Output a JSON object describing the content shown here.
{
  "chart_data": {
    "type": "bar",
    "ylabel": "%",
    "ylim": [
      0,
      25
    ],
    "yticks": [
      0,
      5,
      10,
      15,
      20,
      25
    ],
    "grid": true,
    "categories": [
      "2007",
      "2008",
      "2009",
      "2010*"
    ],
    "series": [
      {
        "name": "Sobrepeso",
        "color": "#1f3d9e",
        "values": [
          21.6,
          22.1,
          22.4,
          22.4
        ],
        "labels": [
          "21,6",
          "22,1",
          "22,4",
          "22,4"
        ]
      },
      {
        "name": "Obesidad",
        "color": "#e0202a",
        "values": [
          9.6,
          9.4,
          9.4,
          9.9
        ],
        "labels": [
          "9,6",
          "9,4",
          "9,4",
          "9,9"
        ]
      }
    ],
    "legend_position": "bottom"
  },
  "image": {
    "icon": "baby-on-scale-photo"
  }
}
++++++
* Exercise instructions
Print again each line of the listing above, exactly as it appears.

* Finished task
Output a JSON object describing the content shown here.
{
  "chart_data": {
    "type": "bar",
    "ylabel": "%",
    "ylim": [
      0,
      25
    ],
    "yticks": [
      0,
      5,
      10,
      15,
      20,
      25
    ],
    "grid": true,
    "categories": [
      "2007",
      "2008",
      "2009",
      "2010*"
    ],
    "series": [
      {
        "name": "Sobrepeso",
        "color": "#1f3d9e",
        "values": [
          21.6,
          22.1,
          22.4,
          22.4
        ],
        "labels": [
          "21,6",
          "22,1",
          "22,4",
          "22,4"
        ]
      },
      {
        "name": "Obesidad",
        "color": "#e0202a",
        "values": [
          9.6,
          9.4,
          9.4,
          9.9
        ],
        "labels": [
          "9,6",
          "9,4",
          "9,4",
          "9,9"
        ]
      }
    ],
    "legend_position": "bottom"
  },
  "image": {
    "icon": "baby-on-scale-photo"
  }
}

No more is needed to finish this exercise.